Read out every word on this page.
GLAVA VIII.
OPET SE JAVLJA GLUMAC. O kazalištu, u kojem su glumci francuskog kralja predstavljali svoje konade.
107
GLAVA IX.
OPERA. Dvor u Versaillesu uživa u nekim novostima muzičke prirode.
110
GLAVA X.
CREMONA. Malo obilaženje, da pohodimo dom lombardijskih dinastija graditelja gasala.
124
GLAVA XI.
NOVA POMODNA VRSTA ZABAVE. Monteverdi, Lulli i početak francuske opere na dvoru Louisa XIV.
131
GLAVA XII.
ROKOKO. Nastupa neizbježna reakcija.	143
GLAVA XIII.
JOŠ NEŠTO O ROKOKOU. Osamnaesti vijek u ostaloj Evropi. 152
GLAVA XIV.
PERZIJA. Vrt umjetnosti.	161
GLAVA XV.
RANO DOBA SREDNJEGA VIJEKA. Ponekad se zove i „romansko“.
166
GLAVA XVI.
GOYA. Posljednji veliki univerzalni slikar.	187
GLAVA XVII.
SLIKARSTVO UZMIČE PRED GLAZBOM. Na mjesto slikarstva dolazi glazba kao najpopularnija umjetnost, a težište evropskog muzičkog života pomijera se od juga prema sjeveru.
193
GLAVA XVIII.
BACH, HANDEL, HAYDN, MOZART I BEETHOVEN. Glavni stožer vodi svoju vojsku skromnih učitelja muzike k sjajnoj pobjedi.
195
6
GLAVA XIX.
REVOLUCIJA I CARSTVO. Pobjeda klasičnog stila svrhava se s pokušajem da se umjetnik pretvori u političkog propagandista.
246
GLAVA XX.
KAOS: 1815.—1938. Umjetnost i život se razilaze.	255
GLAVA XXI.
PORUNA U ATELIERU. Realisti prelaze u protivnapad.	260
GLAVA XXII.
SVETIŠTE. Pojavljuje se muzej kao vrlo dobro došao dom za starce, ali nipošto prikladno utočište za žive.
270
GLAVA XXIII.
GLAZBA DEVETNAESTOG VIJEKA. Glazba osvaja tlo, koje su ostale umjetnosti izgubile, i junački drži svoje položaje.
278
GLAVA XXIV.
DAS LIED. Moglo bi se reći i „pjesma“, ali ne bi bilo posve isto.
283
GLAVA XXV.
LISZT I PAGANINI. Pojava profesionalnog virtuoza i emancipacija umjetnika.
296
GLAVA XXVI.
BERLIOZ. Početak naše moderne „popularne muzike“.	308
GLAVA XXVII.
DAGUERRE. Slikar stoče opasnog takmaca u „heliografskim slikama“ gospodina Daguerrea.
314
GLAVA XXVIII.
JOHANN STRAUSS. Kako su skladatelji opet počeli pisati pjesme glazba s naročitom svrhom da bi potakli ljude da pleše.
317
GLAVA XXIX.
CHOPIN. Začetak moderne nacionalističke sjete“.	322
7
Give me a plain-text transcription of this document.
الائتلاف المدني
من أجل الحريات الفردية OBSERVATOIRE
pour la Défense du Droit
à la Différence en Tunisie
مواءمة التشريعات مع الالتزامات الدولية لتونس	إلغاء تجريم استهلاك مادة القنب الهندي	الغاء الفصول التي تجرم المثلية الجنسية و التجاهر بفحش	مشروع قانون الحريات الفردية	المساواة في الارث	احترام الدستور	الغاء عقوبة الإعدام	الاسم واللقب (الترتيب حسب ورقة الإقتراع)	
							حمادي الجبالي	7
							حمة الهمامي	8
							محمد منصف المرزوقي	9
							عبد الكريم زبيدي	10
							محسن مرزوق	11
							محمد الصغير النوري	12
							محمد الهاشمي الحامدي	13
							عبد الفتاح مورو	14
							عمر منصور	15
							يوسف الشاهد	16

DIRECTIONS FOR THIS TASK:
Give the records above again, word for word.

SOLUTION TO THE EXERCISE:
Read out every word on this page.
GLAVA VIII.
OPET SE JAVLJA GLUMAC. O kazalištu, u kojem su glumci francuskog kralja predstavljali svoje konade.
107
GLAVA IX.
OPERA. Dvor u Versaillesu uživa u nekim novostima muzičke prirode.
110
GLAVA X.
CREMONA. Malo obilaženje, da pohodimo dom lombardijskih dinastija graditelja gasala.
124
GLAVA XI.
NOVA POMODNA VRSTA ZABAVE. Monteverdi, Lulli i početak francuske opere na dvoru Louisa XIV.
131
GLAVA XII.
ROKOKO. Nastupa neizbježna reakcija.	143
GLAVA XIII.
JOŠ NEŠTO O ROKOKOU. Osamnaesti vijek u ostaloj Evropi. 152
GLAVA XIV.
PERZIJA. Vrt umjetnosti.	161
GLAVA XV.
RANO DOBA SREDNJEGA VIJEKA. Ponekad se zove i „romansko“.
166
GLAVA XVI.
GOYA. Posljednji veliki univerzalni slikar.	187
GLAVA XVII.
SLIKARSTVO UZMIČE PRED GLAZBOM. Na mjesto slikarstva dolazi glazba kao najpopularnija umjetnost, a težište evropskog muzičkog života pomijera se od juga prema sjeveru.
193
GLAVA XVIII.
BACH, HANDEL, HAYDN, MOZART I BEETHOVEN. Glavni stožer vodi svoju vojsku skromnih učitelja muzike k sjajnoj pobjedi.
195
6
GLAVA XIX.
REVOLUCIJA I CARSTVO. Pobjeda klasičnog stila svrhava se s pokušajem da se umjetnik pretvori u političkog propagandista.
246
GLAVA XX.
KAOS: 1815.—1938. Umjetnost i život se razilaze.	255
GLAVA XXI.
PORUNA U ATELIERU. Realisti prelaze u protivnapad.	260
GLAVA XXII.
SVETIŠTE. Pojavljuje se muzej kao vrlo dobro došao dom za starce, ali nipošto prikladno utočište za žive.
270
GLAVA XXIII.
GLAZBA DEVETNAESTOG VIJEKA. Glazba osvaja tlo, koje su ostale umjetnosti izgubile, i junački drži svoje položaje.
278
GLAVA XXIV.
DAS LIED. Moglo bi se reći i „pjesma“, ali ne bi bilo posve isto.
283
GLAVA XXV.
LISZT I PAGANINI. Pojava profesionalnog virtuoza i emancipacija umjetnika.
296
GLAVA XXVI.
BERLIOZ. Početak naše moderne „popularne muzike“.	308
GLAVA XXVII.
DAGUERRE. Slikar stoče opasnog takmaca u „heliografskim slikama“ gospodina Daguerrea.
314
GLAVA XXVIII.
JOHANN STRAUSS. Kako su skladatelji opet počeli pisati pjesme glazba s naročitom svrhom da bi potakli ljude da pleše.
317
GLAVA XXIX.
CHOPIN. Začetak moderne nacionalističke sjete“.	322
7
Give me a plain-text transcription of this document.
الائتلاف المدني
من أجل الحريات الفردية OBSERVATOIRE
pour la Défense du Droit
à la Différence en Tunisie
مواءمة التشريعات مع الالتزامات الدولية لتونس	إلغاء تجريم استهلاك مادة القنب الهندي	الغاء الفصول التي تجرم المثلية الجنسية و التجاهر بفحش	مشروع قانون الحريات الفردية	المساواة في الارث	احترام الدستور	الغاء عقوبة الإعدام	الاسم واللقب (الترتيب حسب ورقة الإقتراع)	
							حمادي الجبالي	7
							حمة الهمامي	8
							محمد منصف المرزوقي	9
							عبد الكريم زبيدي	10
							محسن مرزوق	11
							محمد الصغير النوري	12
							محمد الهاشمي الحامدي	13
							عبد الفتاح مورو	14
							عمر منصور	15
							يوسف الشاهد	16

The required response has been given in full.